>> BEGIN

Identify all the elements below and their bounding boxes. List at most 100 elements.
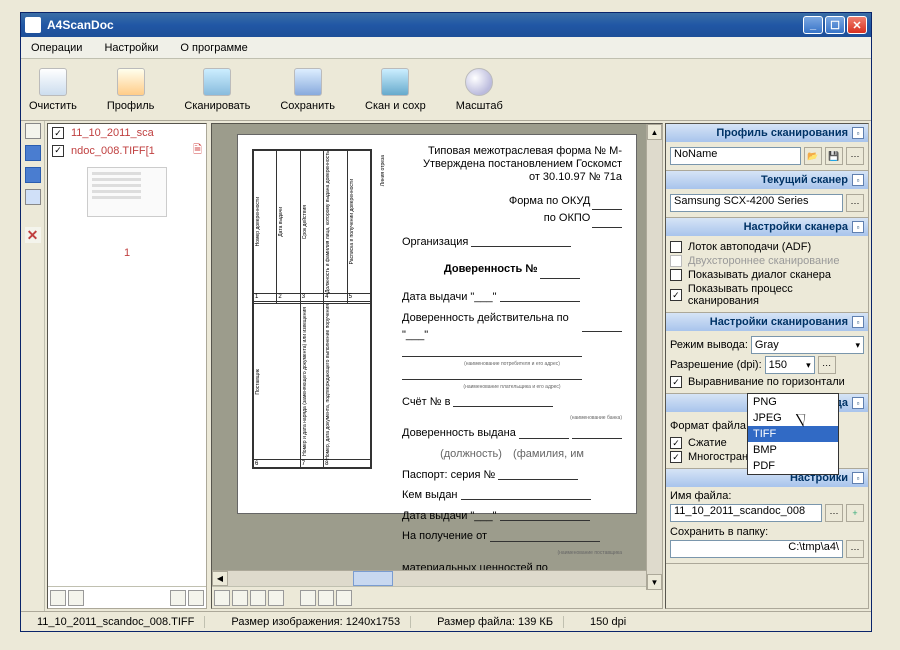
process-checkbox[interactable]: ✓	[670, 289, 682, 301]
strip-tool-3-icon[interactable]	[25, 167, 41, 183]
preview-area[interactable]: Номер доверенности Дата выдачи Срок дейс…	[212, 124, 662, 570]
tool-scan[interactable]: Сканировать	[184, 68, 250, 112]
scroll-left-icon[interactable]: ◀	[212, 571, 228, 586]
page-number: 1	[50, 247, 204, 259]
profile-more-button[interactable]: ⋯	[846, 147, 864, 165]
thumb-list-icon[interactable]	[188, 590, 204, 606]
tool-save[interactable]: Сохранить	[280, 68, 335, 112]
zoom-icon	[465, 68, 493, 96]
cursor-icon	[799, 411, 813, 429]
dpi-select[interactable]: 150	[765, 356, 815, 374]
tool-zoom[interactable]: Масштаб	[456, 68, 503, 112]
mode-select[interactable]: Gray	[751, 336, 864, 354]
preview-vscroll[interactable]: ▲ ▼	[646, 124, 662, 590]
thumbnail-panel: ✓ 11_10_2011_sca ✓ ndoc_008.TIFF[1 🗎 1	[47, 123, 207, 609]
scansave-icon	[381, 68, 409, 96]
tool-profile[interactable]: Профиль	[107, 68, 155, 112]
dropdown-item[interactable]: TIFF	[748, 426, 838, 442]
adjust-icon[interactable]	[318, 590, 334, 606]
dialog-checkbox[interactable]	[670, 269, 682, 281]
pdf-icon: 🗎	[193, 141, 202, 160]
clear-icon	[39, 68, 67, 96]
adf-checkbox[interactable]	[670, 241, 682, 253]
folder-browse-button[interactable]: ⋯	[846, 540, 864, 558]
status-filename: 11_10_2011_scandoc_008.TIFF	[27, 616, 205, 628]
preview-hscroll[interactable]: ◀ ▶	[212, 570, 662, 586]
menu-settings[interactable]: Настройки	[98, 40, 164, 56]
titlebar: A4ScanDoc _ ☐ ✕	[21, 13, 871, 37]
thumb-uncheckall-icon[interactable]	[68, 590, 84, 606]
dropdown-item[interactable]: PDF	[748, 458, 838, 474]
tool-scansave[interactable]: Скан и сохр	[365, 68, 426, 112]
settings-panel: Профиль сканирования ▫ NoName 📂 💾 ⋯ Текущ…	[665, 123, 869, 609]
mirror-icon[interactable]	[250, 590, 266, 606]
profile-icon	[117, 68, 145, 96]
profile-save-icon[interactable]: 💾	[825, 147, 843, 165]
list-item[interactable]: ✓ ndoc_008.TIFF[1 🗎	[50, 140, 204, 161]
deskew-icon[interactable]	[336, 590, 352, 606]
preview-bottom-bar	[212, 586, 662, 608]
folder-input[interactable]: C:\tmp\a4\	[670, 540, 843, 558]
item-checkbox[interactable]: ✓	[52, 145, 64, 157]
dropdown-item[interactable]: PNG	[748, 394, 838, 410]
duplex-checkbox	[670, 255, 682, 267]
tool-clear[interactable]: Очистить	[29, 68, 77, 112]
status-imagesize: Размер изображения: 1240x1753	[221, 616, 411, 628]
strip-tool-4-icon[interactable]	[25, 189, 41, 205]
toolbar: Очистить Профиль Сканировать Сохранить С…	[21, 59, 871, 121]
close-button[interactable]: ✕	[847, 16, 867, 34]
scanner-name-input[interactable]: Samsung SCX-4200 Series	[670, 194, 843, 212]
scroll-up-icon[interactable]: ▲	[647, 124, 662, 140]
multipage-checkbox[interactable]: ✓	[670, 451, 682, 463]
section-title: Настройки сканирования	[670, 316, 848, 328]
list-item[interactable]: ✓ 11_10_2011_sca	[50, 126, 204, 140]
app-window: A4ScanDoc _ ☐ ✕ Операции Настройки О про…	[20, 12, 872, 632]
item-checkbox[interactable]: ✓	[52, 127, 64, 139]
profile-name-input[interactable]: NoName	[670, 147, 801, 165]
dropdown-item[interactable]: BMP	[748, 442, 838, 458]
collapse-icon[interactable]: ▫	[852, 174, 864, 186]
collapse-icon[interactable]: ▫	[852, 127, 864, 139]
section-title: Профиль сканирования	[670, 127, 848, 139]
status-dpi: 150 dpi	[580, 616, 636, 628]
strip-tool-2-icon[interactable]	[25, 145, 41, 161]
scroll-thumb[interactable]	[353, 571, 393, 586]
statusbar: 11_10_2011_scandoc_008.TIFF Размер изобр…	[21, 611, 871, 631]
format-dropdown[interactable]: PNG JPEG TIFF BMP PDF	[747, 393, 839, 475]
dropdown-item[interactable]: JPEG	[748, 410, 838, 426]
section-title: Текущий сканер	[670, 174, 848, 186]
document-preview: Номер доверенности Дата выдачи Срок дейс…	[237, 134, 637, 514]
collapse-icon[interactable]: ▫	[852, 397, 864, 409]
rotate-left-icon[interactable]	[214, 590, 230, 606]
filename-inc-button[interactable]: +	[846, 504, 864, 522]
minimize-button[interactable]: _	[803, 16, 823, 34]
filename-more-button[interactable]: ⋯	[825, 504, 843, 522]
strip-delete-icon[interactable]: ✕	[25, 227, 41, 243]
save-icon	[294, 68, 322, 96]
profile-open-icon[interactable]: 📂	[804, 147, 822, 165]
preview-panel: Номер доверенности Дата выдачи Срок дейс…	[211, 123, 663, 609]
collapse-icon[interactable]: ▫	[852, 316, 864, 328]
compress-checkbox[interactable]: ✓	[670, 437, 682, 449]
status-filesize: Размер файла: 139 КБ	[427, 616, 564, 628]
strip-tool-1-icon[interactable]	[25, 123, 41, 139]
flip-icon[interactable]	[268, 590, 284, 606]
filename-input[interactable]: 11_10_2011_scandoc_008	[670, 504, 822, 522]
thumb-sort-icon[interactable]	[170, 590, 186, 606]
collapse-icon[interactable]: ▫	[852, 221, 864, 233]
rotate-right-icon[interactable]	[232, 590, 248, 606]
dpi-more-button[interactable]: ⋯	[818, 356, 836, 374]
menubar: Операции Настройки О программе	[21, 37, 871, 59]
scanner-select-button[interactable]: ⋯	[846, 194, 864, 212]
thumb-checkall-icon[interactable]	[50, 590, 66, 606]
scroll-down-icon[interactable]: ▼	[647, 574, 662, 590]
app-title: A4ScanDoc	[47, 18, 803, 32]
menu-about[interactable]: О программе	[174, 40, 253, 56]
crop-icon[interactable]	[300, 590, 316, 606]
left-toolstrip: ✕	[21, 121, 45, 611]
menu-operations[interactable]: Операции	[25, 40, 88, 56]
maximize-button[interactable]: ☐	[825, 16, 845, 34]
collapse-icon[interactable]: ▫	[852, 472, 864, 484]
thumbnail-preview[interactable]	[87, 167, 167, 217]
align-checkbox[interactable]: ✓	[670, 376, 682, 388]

>> END
>> BEGIN

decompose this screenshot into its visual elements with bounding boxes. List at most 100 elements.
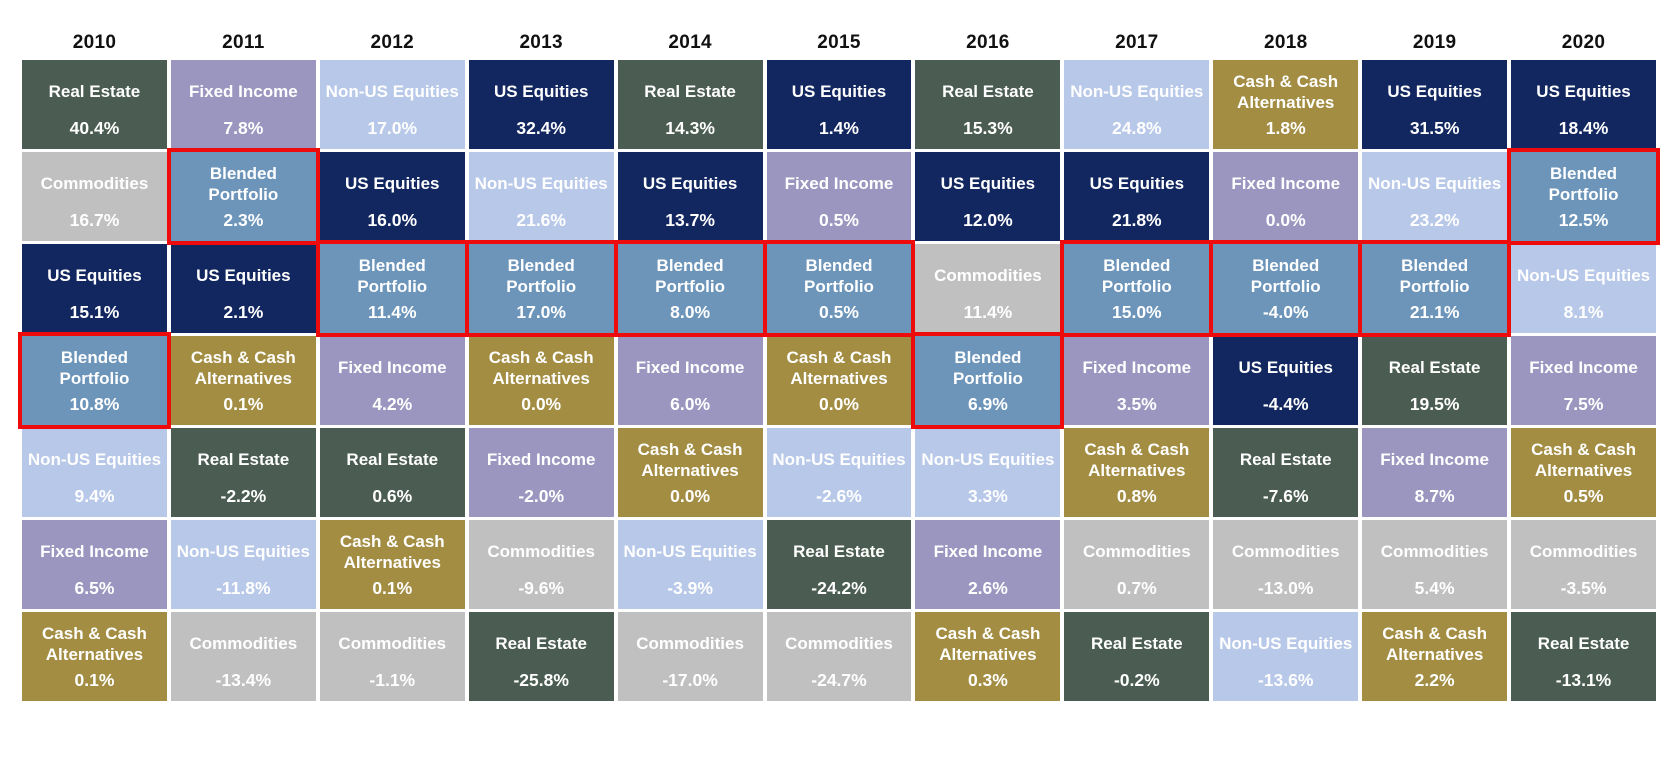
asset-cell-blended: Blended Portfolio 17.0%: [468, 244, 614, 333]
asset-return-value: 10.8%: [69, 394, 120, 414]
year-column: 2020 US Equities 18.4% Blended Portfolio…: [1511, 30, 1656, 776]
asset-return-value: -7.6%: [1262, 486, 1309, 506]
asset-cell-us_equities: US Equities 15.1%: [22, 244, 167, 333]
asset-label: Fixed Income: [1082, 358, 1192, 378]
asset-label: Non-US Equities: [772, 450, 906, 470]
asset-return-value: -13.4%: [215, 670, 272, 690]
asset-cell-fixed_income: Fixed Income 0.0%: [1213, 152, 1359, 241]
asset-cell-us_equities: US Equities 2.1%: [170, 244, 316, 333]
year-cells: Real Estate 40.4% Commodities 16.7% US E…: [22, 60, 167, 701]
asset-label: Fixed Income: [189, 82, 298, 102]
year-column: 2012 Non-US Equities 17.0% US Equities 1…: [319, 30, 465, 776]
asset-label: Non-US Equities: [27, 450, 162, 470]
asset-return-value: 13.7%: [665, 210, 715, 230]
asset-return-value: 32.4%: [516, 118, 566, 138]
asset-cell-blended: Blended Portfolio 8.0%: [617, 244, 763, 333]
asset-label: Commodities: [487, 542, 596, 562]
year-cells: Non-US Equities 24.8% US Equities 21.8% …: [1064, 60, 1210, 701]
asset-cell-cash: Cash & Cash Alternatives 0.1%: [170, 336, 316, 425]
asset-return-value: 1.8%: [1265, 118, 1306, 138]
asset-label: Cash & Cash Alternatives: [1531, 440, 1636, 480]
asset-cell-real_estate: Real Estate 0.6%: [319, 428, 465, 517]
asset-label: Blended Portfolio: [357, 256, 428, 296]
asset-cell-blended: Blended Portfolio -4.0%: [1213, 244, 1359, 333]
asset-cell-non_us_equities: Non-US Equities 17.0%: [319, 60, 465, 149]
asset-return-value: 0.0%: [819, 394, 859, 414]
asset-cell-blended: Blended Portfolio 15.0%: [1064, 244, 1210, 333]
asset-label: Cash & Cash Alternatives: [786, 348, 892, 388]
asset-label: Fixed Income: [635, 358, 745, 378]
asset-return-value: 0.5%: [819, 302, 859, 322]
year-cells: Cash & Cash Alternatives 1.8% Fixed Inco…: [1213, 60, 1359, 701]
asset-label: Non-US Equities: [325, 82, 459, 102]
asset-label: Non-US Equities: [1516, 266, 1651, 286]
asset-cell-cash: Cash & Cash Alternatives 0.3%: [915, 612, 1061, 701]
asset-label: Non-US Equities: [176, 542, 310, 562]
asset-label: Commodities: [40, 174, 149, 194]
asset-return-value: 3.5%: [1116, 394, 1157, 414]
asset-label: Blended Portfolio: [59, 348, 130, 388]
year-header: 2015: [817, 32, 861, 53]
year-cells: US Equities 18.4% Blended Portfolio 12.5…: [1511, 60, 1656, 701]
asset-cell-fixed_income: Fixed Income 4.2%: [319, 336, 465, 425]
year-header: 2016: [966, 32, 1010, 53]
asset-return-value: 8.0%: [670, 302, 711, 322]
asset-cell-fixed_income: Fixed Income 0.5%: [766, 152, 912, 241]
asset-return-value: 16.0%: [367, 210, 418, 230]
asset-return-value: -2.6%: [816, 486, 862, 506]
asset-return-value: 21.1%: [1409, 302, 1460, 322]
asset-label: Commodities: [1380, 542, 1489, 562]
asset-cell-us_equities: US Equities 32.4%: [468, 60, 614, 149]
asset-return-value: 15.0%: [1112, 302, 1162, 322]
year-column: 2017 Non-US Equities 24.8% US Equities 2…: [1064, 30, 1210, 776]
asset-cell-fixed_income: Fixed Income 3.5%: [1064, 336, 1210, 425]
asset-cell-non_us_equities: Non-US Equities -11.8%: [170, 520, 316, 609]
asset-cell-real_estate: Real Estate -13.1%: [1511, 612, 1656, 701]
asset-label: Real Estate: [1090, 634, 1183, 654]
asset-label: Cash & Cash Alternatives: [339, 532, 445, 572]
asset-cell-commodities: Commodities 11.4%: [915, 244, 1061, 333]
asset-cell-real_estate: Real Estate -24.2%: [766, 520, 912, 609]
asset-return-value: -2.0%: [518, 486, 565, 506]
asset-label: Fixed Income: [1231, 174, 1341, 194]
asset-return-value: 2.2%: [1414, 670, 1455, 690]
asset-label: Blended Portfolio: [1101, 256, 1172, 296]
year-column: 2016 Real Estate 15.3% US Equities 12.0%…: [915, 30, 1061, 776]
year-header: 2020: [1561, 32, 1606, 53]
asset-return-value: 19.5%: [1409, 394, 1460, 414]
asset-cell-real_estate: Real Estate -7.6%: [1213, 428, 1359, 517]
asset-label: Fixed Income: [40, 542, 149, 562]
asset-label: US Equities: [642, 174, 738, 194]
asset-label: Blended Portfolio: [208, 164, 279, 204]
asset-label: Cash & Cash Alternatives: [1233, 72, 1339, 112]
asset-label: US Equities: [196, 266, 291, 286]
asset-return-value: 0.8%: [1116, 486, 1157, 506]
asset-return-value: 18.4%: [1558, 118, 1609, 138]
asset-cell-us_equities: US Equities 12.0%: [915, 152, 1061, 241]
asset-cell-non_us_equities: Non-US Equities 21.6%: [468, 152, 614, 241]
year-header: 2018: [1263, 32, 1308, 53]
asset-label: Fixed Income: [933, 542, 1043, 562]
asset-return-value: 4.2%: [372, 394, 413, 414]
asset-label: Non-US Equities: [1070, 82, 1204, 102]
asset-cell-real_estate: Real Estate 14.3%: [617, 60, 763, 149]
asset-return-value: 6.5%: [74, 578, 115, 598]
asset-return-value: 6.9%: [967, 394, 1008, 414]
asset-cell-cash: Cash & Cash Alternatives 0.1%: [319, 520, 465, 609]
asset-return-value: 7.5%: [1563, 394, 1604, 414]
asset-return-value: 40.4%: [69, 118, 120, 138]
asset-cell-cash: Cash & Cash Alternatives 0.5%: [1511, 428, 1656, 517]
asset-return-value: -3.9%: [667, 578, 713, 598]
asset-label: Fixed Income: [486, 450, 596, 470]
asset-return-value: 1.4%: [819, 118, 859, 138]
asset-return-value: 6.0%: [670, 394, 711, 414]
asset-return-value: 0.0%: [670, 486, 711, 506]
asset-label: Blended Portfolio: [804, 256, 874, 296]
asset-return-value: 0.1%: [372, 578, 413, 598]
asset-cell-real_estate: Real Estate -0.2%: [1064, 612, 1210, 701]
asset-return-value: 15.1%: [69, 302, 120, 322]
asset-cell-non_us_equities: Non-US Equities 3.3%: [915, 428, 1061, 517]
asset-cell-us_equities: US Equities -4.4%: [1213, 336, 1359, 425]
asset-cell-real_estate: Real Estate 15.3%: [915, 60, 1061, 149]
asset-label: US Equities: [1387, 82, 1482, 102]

>> END

Task requirements: Reproduce the records between the line holding "244, 614, 333]" and the line holding "asset-return-value: -7.6%: [1262, 486, 1309, 506]", inclusive, keeping every character unchanged.

Expected answer:
asset-cell-blended: Blended Portfolio 17.0%: [468, 244, 614, 333]
asset-return-value: 10.8%: [69, 394, 120, 414]
year-column: 2020 US Equities 18.4% Blended Portfolio…: [1511, 30, 1656, 776]
asset-return-value: -7.6%: [1262, 486, 1309, 506]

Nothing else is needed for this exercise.